From the records, pick out and copy each line containing "name".

[Data records]
-----

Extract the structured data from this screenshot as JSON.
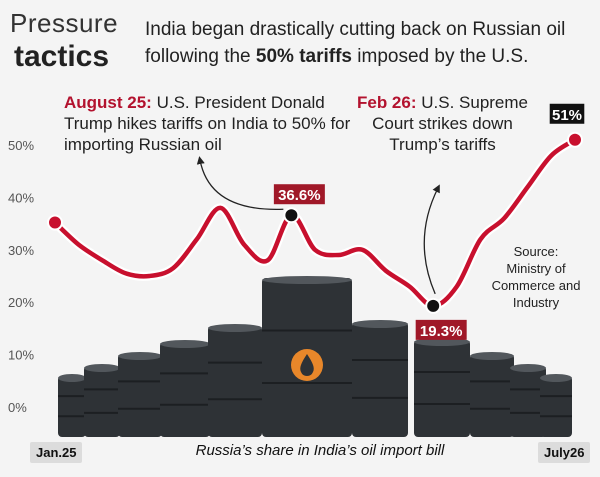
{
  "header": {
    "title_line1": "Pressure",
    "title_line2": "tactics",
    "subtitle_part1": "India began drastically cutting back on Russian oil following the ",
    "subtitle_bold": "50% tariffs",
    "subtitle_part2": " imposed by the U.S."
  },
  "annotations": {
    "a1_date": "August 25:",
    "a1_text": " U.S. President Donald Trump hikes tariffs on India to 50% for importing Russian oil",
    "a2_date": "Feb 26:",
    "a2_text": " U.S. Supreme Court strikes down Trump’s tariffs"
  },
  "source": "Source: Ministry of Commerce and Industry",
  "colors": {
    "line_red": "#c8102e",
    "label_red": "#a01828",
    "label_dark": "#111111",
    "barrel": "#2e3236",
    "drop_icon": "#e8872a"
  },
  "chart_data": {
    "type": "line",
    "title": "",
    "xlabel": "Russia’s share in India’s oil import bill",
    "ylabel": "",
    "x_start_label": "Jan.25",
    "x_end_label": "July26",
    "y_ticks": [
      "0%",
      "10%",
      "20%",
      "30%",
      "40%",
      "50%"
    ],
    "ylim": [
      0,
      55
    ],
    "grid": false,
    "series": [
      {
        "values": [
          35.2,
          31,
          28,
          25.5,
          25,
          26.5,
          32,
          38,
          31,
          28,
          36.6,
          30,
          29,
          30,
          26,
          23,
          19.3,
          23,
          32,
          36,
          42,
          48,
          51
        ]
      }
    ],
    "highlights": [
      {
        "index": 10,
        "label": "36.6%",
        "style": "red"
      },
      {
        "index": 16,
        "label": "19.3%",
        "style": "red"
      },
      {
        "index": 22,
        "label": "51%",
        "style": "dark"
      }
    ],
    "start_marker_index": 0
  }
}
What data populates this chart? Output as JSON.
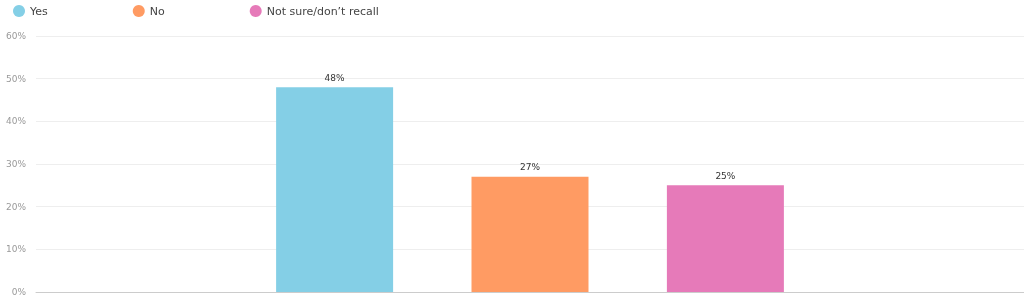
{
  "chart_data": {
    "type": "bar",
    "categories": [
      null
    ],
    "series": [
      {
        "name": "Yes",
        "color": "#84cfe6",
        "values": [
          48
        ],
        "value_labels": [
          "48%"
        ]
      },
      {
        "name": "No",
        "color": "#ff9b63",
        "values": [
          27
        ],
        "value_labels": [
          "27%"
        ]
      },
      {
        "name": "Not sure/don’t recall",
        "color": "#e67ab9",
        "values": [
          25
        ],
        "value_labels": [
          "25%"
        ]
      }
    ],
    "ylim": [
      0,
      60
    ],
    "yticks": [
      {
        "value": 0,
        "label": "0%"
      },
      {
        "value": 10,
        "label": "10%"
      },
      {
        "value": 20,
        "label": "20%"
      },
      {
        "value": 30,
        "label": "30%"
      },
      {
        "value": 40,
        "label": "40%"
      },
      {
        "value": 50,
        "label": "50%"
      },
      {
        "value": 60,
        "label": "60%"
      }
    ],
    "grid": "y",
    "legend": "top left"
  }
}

-----

#### [COMPLETE OUTPUT]
        "name": "Yes",
        "name": "No",
        "name": "Not sure/don’t recall",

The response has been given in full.